§ Selected passage
┌──
And to bring it all full circle, High Society later begat a Broadway
musical version in 1998, which ran for 144 performances.
A
decade later, Spencer Tracy explored the world of the forgotten man at
weddings in 1950’s Father of the Bride, which chronicled the
disasters a father faces as he doles out money for his daughter’s
increasingly costly wedding ceremony. It also touches upon separation
anxiety as he muses on the impending task of “giving away” his darling girl
(18-year-old Elizabeth Taylor). The film gave birth, literally, to a sequel
the following year, Father's Little Dividend, which dealt with the
impending arrival of the Tracy character’s first grandchild. But there were
more “offspring” to come, in the form of a 1961 TV series and a 1991 movie
remake starring Steve Martin and Diane Keaton, which also had a sequel. And
to top it all off, there is a three-act play by Caroline Francke based on
the original novel by Edward Streeter.
One of the most memorable (and politically incorrect) MGM musicals
of the 1950s was
Seven Brides for Seven Brothers. The story concerns a rancher named
Adam (Howard Keel) who decides it's high time that he got married. He treks
over the mountain pass into town, where he finds and courts Milly (Jane
Powell). But when Milly arrives back at his ranch, she discovers she'll be
sharing it with his six unruly brothers. Inspired by Milly’s teachings on
social graces (including dancing) the boys get it into their heads that
they’d like to try marriage on for size, too. So they “kidnap” six local
girls and carry them back to their isolated mountain retreat as their
potential brides, cutting off any town pursuit by triggering an avalanche.
└──
Dataset items
┌──
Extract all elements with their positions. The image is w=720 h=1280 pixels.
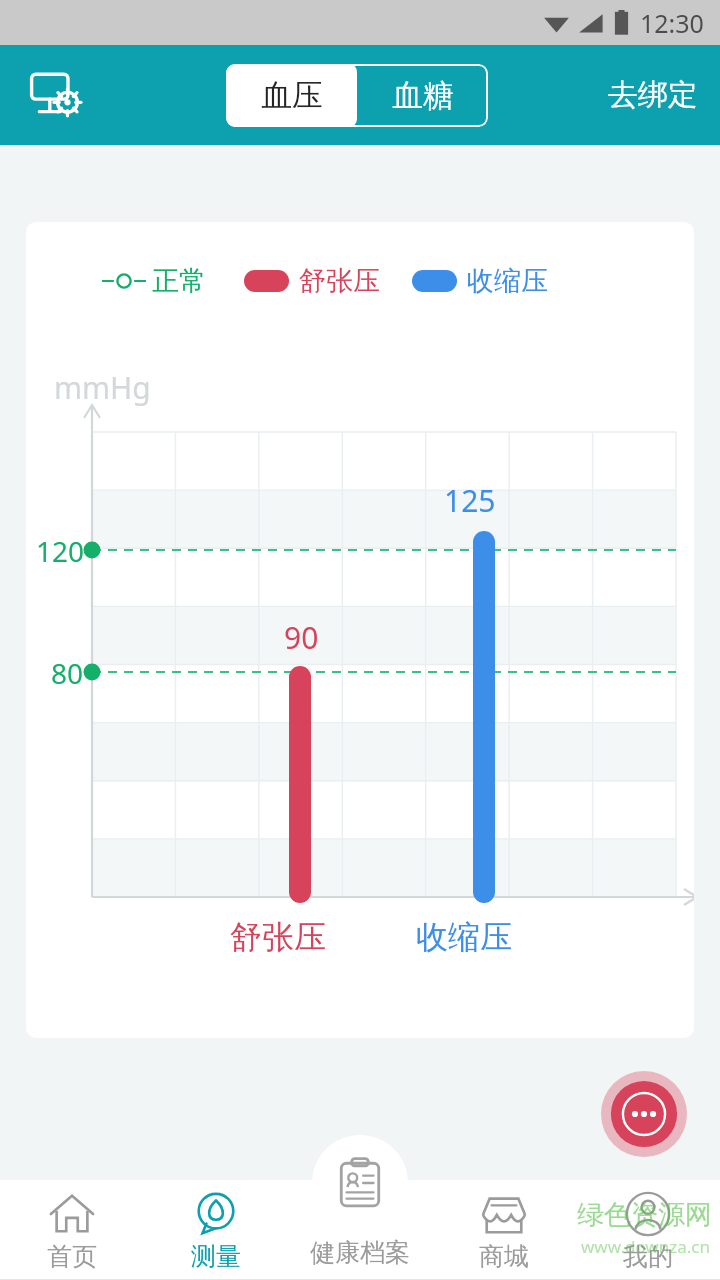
staticText: 我的 [623, 1241, 673, 1272]
staticText: 90 [284, 617, 319, 658]
staticText: 血糖 [392, 76, 454, 115]
button[interactable]: 测量 [144, 1173, 288, 1280]
staticText: 舒张压 [230, 917, 326, 957]
staticText: mmHg [54, 367, 151, 408]
staticText: 舒张压 [299, 264, 380, 298]
staticText: 12:30 [640, 6, 704, 40]
staticText: 收缩压 [416, 917, 512, 957]
staticText: 健康档案 [310, 1237, 410, 1268]
button[interactable]: 首页 [0, 1173, 144, 1280]
button[interactable]: 健康档案 [288, 1173, 432, 1280]
button[interactable]: 血糖 [357, 64, 488, 127]
staticText: 收缩压 [467, 264, 548, 298]
button[interactable]: Device settings [20, 60, 90, 130]
staticText: 测量 [191, 1241, 241, 1272]
staticText: 商城 [479, 1241, 529, 1272]
button[interactable]: 血压 [226, 64, 357, 127]
staticText: 绿色资源网 [577, 1198, 712, 1232]
staticText: 去绑定 [608, 76, 698, 114]
staticText: 血压 [261, 76, 323, 115]
button[interactable]: 商城 [432, 1173, 576, 1280]
button[interactable]: More actions [601, 1071, 687, 1157]
staticText: 125 [444, 480, 496, 521]
staticText: 首页 [47, 1241, 97, 1272]
button[interactable]: 去绑定 [600, 66, 706, 124]
staticText: 120 [36, 532, 85, 570]
staticText: 80 [51, 654, 84, 692]
button[interactable]: 我的 [576, 1173, 720, 1280]
staticText: 正常 [152, 264, 206, 298]
staticText: www.downza.cn [581, 1235, 710, 1258]
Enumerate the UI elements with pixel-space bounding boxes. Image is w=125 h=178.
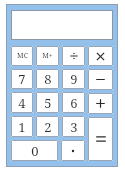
staticText: 4 bbox=[18, 94, 26, 112]
button[interactable]: Decimal point bbox=[61, 140, 85, 161]
button[interactable]: MC bbox=[11, 46, 33, 66]
button[interactable]: 8 bbox=[36, 69, 59, 89]
staticText: 0 bbox=[31, 142, 39, 160]
staticText: 5 bbox=[44, 94, 52, 112]
staticText: 2 bbox=[44, 118, 52, 136]
staticText: 7 bbox=[18, 70, 26, 88]
staticText: MC bbox=[17, 51, 28, 61]
button[interactable]: Divide bbox=[62, 46, 85, 66]
button[interactable]: 7 bbox=[11, 69, 33, 89]
button[interactable]: 0 bbox=[11, 140, 58, 161]
button[interactable]: Minus bbox=[88, 69, 113, 90]
button[interactable]: 6 bbox=[62, 92, 85, 113]
staticText: 6 bbox=[70, 94, 78, 112]
staticText: 9 bbox=[70, 70, 78, 88]
button[interactable]: Equals bbox=[88, 117, 113, 161]
button[interactable]: 3 bbox=[62, 116, 85, 137]
staticText: 8 bbox=[44, 70, 52, 88]
staticText: 1 bbox=[18, 118, 26, 136]
button[interactable]: Plus bbox=[88, 93, 113, 114]
button[interactable] bbox=[11, 10, 113, 40]
button[interactable]: 2 bbox=[36, 116, 59, 137]
button[interactable]: 4 bbox=[11, 92, 33, 113]
staticText: M+ bbox=[42, 51, 53, 61]
button[interactable]: M+ bbox=[36, 46, 59, 66]
button[interactable]: 9 bbox=[62, 69, 85, 89]
staticText: 3 bbox=[70, 118, 78, 136]
button[interactable]: 5 bbox=[36, 92, 59, 113]
button[interactable]: Clear bbox=[88, 46, 113, 66]
button[interactable]: 1 bbox=[11, 116, 33, 137]
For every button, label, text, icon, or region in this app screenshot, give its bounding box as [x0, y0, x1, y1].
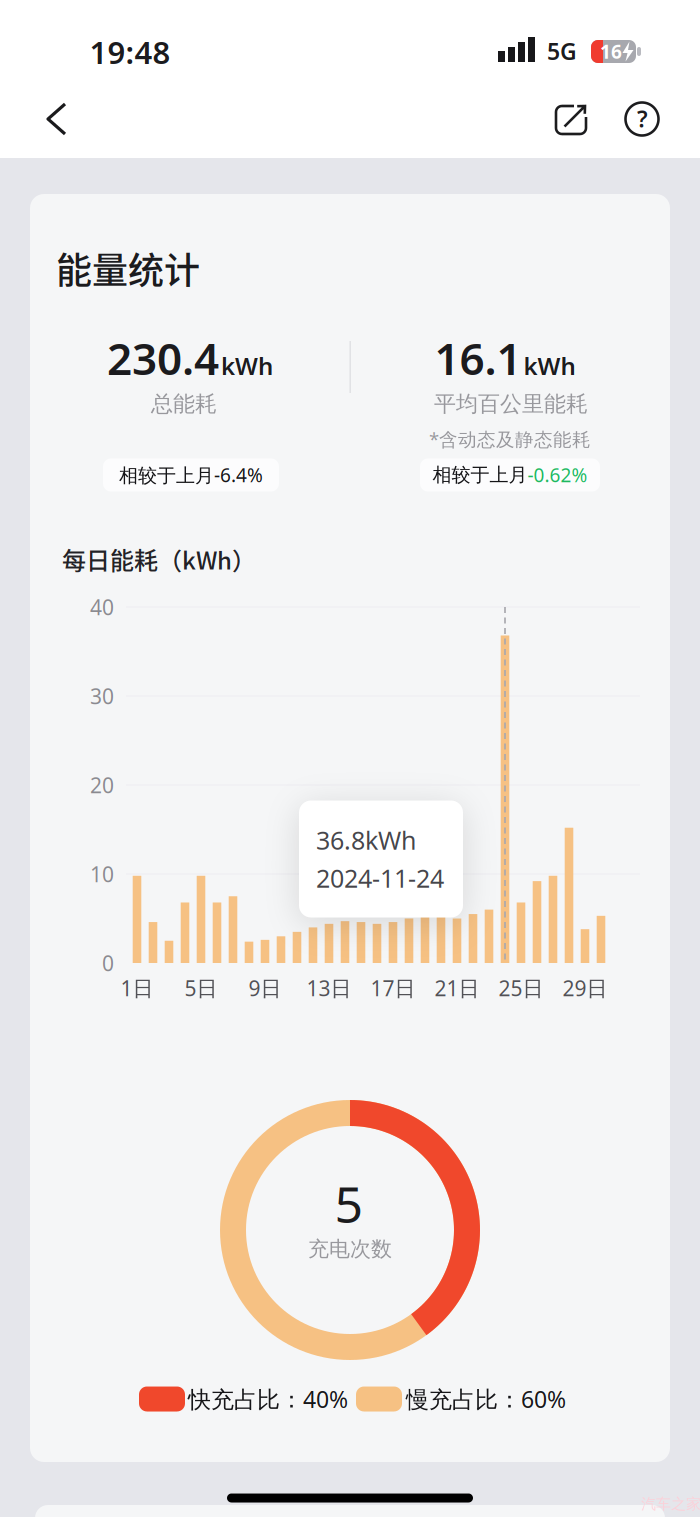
staticText: 17日 [370, 974, 416, 1002]
staticText: *含动态及静态能耗 [429, 427, 591, 451]
staticText: 40 [90, 593, 114, 621]
button[interactable]: Share [549, 97, 593, 141]
staticText: 相较于上月 [432, 463, 528, 487]
staticText: 16.1 [434, 329, 522, 387]
staticText: 平均百公里能耗 [434, 390, 588, 418]
staticText: 30 [90, 682, 114, 710]
staticText: 21日 [434, 974, 480, 1002]
staticText: 36.8kWh [316, 823, 416, 857]
button[interactable]: Help [620, 97, 664, 141]
staticText: 5G [547, 36, 577, 66]
staticText: 0 [102, 949, 114, 977]
staticText: 充电次数 [308, 1236, 392, 1262]
staticText: 13日 [306, 974, 352, 1002]
staticText: 25日 [498, 974, 544, 1002]
staticText: 19:48 [90, 31, 170, 73]
staticText: 16 [600, 39, 622, 64]
staticText: 每日能耗（kWh） [62, 542, 256, 576]
staticText: 相较于上月-6.4% [119, 462, 263, 488]
staticText: 5 [334, 1170, 364, 1236]
staticText: -0.62% [528, 462, 588, 488]
staticText: kWh [524, 350, 576, 382]
staticText: 29日 [562, 974, 608, 1002]
staticText: 230.4 [107, 329, 219, 387]
staticText: 1日 [120, 974, 154, 1002]
staticText: 20 [90, 771, 114, 799]
staticText: 5日 [184, 974, 218, 1002]
staticText: 9日 [248, 974, 282, 1002]
staticText: 快充占比：40% [188, 1384, 348, 1414]
button[interactable]: Back [35, 97, 79, 141]
staticText: 10 [90, 860, 114, 888]
staticText: 慢充占比：60% [406, 1384, 566, 1414]
staticText: kWh [221, 350, 273, 382]
staticText: 总能耗 [151, 390, 217, 418]
staticText: ? [637, 103, 648, 134]
staticText: 2024-11-24 [316, 861, 444, 895]
staticText: 汽车之家 [641, 1495, 700, 1513]
staticText: 能量统计 [56, 243, 200, 293]
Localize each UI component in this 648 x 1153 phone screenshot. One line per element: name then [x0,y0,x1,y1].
└──
§ Given exercise
Continue the passage on wedding films from its final sentence, keeping its style and tone.

§ Exercise response
The musical inspired a Broadway version in 1982 and even a short-lived TV
series starring Richard Dean Anderson.
The
1994 British import Four Weddings and a Funeral introduced
American audiences to a new star, Hugh Grant. The story chronicles the
adventures of a group of London-based friends through the eyes of Charles, a
frequently tongue-tied and always commitment-phobic Englishman who finds
himself unexpectedly smitten with an attractive American named Carrie (Andie
MacDowell). Through the course of the film. Charles and Carrie (who is
engaged to a bluff Scotsman) repeatedly encounter each other at weddings, as
well as the funeral of a close friend. After a series of missed
opportunities, vows both honored and broken, and personal revelations, the
pair are finally united. A deft combination of comedy and tragedy, Four
Weddings became a sleeper hit and went on to earn more than any other
British film in cinema history.
There
are a bundle of other worthy movie offerings on this theme, including
My Best Friend’s Wedding (1997), in which
Julia Roberts suddenly discovers she's
in love with her best friend -- four days before his wedding; the Australian
import Muriel’s Wedding
(1994), which introduced Toni Collette in a story
about a socially awkward “ugly duckling" who discovers that reality and
one’s dreams don’t always match; The Wedding Singer (1998), a
salute to
1980s
nostalgia – and big hair – in which the jilted Adam Sandler finds
consolation and love with waitress Drew Barrymore; and 2002’s independent
film phenomenon
My Big Fat Greek Wedding,
which tells the story of a Greek-American woman (Nia Vardalos) who falls in
love with a non-Greek American (John Corbett).
On the
serious side, toss in the wedding scene that launched 1972’s The
Godfather (“Don Corleone, I am honored that you have invited
me to your home on the wedding day of your daughter”) and the final scene
from 1967’s The Graduate (“Elaine! Elaine!”) and you get the
big picture.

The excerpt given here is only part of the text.